Find and copy every line in the records that includes the string "subscript".

::: Data records

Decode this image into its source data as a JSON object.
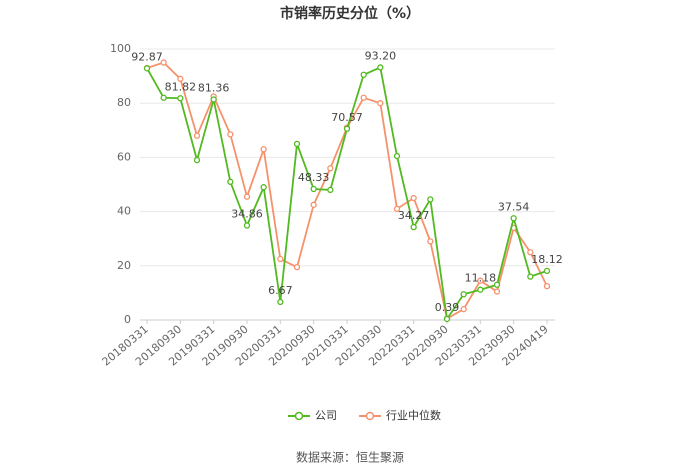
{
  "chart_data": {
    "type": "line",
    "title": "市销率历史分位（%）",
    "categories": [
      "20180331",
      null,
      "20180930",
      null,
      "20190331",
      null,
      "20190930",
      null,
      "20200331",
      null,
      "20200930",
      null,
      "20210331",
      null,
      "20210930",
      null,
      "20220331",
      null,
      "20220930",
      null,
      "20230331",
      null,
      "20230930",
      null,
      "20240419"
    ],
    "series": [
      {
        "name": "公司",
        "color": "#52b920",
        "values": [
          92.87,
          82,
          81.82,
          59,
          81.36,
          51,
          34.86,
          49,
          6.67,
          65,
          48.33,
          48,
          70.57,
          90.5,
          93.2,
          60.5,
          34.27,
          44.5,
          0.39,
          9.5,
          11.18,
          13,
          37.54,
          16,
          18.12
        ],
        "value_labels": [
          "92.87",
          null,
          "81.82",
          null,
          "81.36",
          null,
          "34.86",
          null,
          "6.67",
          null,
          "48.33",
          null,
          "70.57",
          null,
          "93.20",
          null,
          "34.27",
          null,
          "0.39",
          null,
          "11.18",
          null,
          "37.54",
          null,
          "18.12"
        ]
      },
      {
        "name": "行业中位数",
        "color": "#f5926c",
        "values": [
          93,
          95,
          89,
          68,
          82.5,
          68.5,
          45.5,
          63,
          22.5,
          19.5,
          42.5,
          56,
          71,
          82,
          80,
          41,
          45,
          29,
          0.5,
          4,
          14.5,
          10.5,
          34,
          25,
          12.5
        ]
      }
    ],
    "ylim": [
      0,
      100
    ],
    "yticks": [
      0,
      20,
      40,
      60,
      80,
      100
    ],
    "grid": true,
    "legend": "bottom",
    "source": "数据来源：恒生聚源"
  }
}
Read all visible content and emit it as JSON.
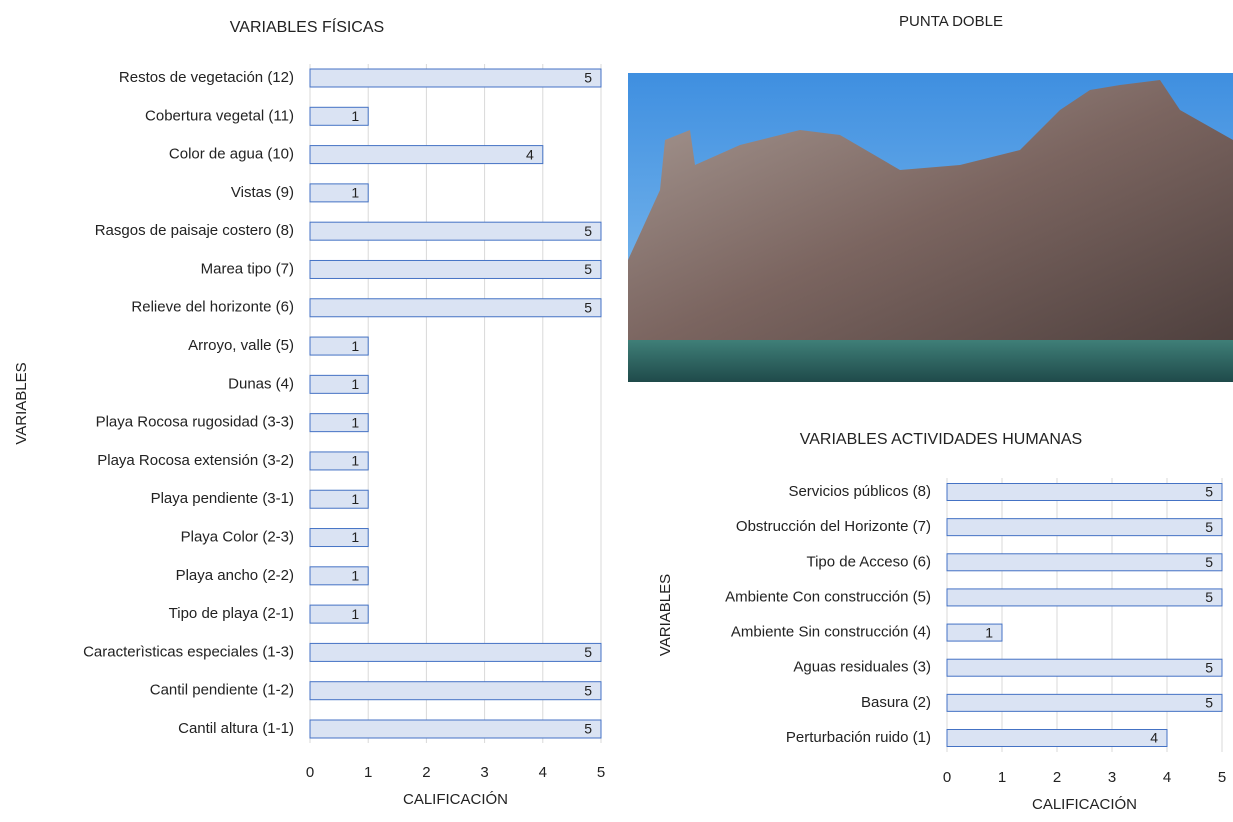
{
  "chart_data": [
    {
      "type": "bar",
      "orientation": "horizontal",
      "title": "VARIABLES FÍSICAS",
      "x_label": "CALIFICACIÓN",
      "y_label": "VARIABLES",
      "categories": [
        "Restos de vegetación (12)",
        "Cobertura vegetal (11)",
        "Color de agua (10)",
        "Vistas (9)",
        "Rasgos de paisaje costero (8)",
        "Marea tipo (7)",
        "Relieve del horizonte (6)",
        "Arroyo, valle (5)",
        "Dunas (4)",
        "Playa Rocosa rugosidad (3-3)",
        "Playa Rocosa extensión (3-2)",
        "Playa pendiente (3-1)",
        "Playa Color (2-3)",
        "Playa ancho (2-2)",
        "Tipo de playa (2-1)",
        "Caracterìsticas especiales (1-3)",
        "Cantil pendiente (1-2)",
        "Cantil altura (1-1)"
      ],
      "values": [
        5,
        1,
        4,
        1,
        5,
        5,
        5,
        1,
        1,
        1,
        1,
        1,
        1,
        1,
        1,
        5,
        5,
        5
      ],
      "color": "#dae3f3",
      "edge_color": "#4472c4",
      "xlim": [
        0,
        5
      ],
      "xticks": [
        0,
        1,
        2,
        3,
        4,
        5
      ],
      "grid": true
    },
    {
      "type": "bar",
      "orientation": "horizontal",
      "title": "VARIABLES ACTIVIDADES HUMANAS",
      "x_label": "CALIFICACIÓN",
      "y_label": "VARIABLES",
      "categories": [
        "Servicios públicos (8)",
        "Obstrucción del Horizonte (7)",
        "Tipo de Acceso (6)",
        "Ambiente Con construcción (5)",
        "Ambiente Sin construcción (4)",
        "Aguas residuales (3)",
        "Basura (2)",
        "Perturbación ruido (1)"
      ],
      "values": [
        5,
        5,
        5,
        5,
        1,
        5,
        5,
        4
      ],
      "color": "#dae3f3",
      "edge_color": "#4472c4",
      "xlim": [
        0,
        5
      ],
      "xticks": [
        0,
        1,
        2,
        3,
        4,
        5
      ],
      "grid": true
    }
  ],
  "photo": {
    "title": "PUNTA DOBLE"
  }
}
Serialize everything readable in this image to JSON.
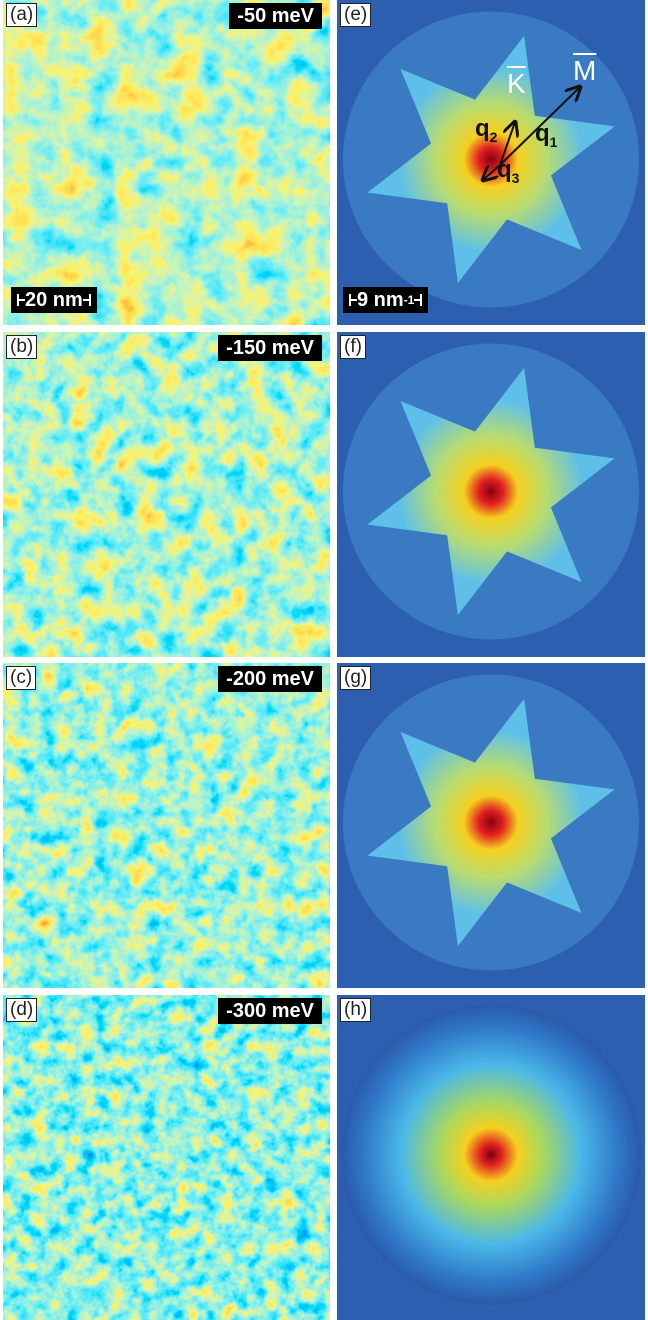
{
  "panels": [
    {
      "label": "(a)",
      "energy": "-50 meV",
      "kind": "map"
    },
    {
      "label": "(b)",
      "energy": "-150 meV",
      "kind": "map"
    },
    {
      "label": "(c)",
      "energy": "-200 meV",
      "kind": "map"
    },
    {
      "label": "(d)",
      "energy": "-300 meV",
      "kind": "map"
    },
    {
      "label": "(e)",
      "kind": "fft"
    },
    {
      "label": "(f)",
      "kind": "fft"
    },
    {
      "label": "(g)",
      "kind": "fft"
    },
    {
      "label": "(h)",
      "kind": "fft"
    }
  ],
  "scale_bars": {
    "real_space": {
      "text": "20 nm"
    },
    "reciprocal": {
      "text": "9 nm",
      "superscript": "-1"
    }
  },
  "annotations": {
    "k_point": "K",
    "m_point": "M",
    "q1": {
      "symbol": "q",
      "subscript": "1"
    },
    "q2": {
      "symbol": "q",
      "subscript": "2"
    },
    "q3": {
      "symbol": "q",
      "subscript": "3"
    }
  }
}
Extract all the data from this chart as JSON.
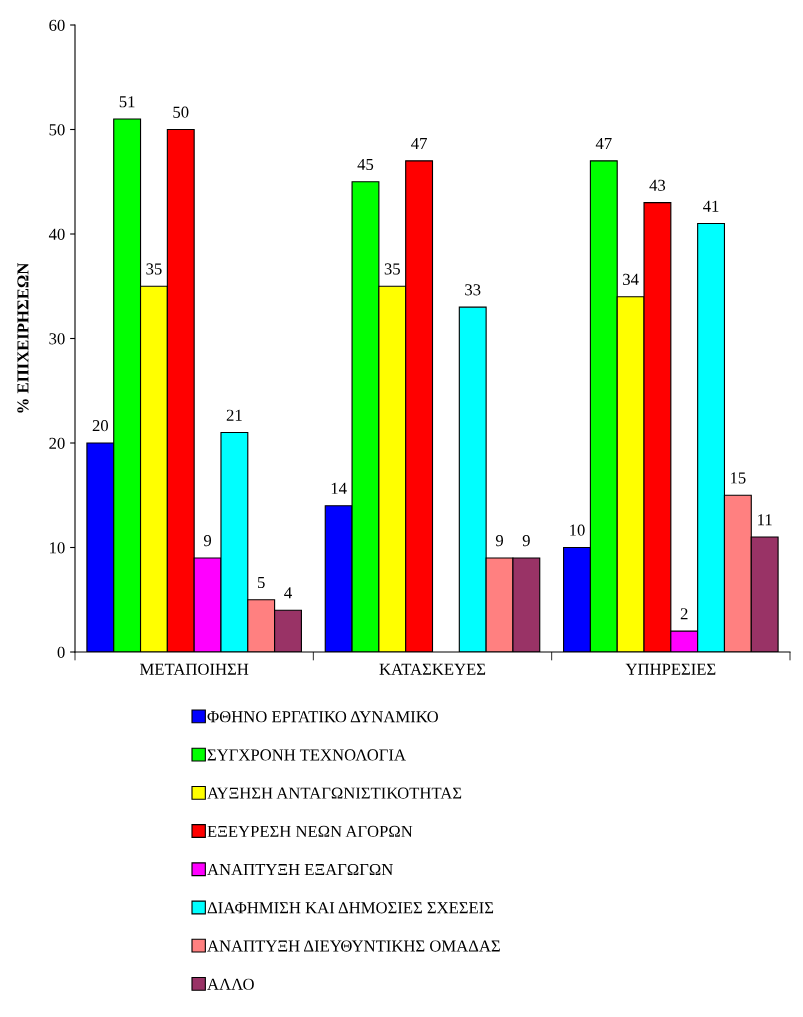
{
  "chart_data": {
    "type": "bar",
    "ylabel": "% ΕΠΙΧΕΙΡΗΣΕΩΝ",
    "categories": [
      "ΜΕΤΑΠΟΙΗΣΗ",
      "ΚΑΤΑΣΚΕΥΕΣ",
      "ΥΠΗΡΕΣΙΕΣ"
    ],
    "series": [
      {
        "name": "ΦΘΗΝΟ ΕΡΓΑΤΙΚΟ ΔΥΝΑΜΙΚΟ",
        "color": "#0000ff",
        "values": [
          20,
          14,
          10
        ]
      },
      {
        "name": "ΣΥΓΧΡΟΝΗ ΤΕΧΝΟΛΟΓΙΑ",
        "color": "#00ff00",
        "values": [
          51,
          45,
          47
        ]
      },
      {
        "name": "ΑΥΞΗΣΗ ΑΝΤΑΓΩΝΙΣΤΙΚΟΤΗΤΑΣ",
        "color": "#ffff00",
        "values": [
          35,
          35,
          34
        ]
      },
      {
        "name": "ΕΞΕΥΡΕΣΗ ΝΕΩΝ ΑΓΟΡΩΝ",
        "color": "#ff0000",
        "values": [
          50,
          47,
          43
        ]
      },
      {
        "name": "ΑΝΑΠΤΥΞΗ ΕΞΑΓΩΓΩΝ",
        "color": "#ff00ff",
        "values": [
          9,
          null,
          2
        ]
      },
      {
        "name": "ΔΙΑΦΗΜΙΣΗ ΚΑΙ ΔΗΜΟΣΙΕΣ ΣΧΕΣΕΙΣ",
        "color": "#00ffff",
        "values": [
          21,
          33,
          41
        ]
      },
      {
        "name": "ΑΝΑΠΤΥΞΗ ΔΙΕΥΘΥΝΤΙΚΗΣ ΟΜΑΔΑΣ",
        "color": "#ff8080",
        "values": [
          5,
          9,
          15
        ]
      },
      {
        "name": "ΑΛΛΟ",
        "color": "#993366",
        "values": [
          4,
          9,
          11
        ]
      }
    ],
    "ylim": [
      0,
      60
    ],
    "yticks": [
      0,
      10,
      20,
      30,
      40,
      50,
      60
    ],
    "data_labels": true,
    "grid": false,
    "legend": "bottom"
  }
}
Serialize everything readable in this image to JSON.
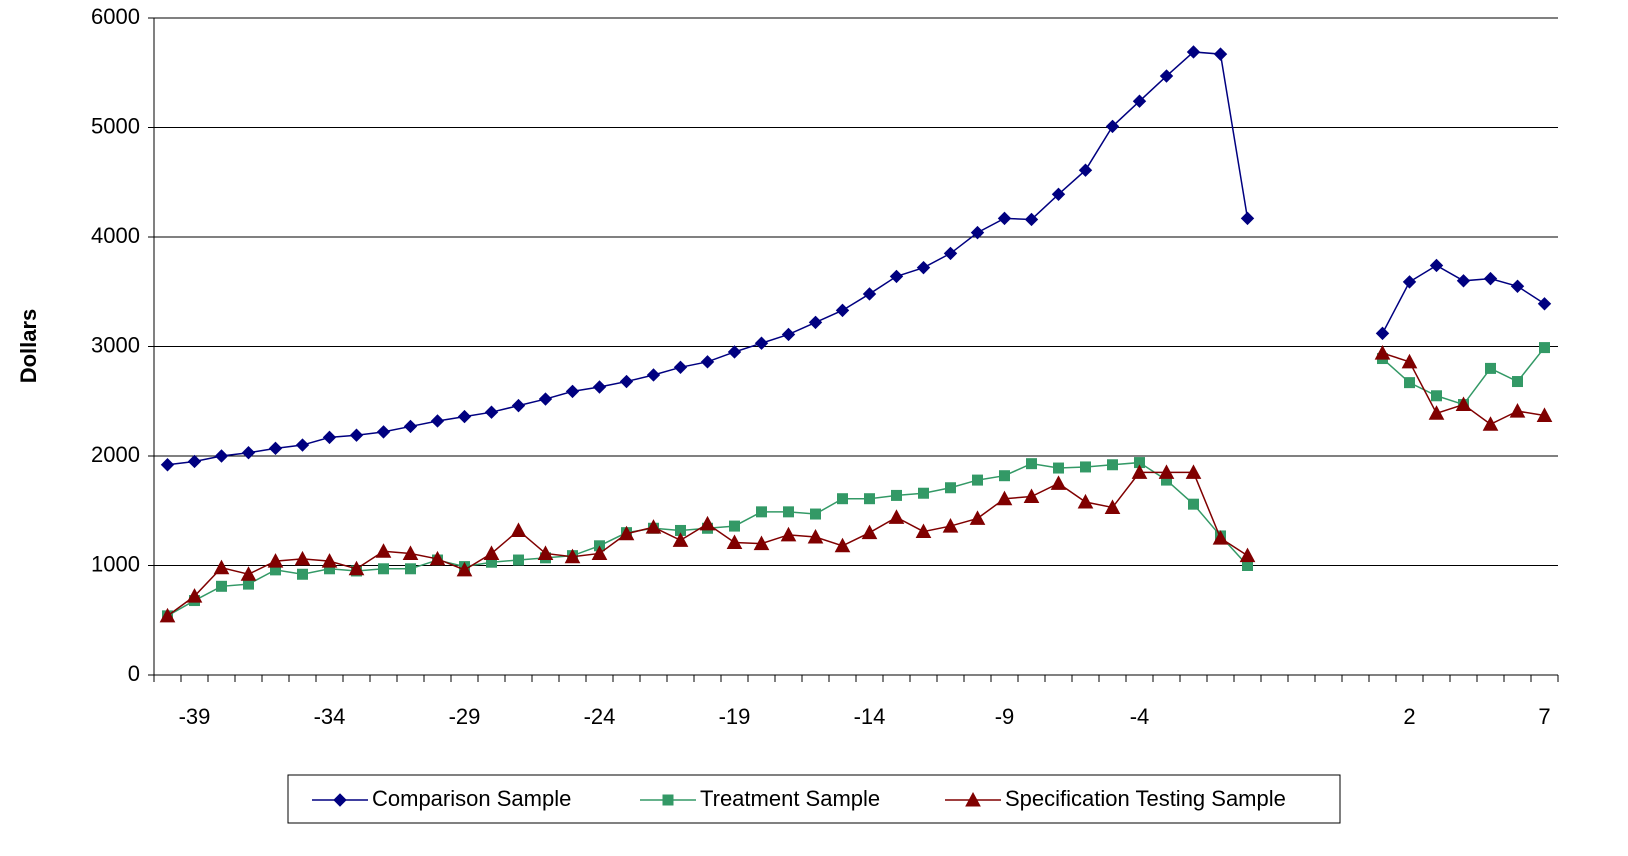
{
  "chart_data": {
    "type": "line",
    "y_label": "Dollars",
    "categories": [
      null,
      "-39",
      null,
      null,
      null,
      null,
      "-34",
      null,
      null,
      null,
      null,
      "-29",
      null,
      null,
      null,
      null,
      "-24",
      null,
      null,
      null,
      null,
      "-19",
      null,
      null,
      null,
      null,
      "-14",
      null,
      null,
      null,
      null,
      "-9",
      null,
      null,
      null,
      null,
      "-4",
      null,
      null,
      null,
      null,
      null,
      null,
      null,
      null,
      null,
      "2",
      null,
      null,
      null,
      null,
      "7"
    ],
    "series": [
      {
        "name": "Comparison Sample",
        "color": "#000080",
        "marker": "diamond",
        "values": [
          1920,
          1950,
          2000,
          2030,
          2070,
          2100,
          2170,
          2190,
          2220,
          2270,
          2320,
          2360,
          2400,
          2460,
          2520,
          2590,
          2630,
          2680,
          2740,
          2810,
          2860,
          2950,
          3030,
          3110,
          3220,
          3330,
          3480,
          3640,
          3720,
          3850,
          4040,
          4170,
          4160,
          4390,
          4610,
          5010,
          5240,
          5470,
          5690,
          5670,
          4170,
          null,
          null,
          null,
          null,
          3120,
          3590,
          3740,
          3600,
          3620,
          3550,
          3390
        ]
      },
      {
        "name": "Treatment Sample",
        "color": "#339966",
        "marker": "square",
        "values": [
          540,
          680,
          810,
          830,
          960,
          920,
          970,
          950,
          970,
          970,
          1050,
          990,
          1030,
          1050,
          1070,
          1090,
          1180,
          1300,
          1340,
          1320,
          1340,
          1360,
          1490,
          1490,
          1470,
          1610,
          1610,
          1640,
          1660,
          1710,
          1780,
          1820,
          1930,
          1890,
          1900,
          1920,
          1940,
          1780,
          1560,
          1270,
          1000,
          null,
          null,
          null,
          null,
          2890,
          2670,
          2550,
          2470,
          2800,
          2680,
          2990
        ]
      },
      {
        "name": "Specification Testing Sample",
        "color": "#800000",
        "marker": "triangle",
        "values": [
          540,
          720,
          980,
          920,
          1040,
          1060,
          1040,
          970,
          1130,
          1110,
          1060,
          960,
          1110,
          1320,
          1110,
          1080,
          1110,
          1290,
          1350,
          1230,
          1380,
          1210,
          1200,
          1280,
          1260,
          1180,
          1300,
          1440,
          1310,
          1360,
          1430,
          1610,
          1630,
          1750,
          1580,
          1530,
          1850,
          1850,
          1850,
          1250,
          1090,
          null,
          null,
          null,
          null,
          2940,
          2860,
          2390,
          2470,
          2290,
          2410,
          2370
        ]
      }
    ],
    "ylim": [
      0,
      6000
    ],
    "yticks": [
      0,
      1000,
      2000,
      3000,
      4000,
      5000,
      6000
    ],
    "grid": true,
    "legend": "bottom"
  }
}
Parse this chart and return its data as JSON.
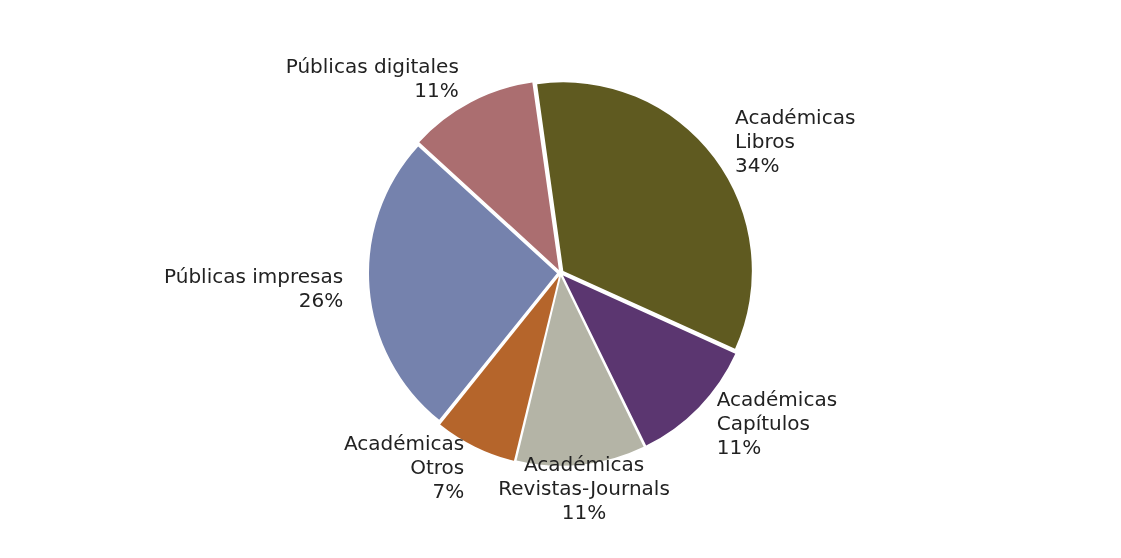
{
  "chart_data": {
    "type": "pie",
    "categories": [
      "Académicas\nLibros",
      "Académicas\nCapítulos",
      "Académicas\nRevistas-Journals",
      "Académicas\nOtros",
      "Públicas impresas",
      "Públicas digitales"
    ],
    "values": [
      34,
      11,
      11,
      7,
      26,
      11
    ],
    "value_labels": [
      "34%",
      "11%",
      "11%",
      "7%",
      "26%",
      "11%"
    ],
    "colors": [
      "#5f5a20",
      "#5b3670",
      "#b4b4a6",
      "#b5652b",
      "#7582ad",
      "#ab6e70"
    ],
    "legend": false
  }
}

::::::

• [Output for this task]
      "subscript": "1"
      "subscript": "2"
      "subscript": "3"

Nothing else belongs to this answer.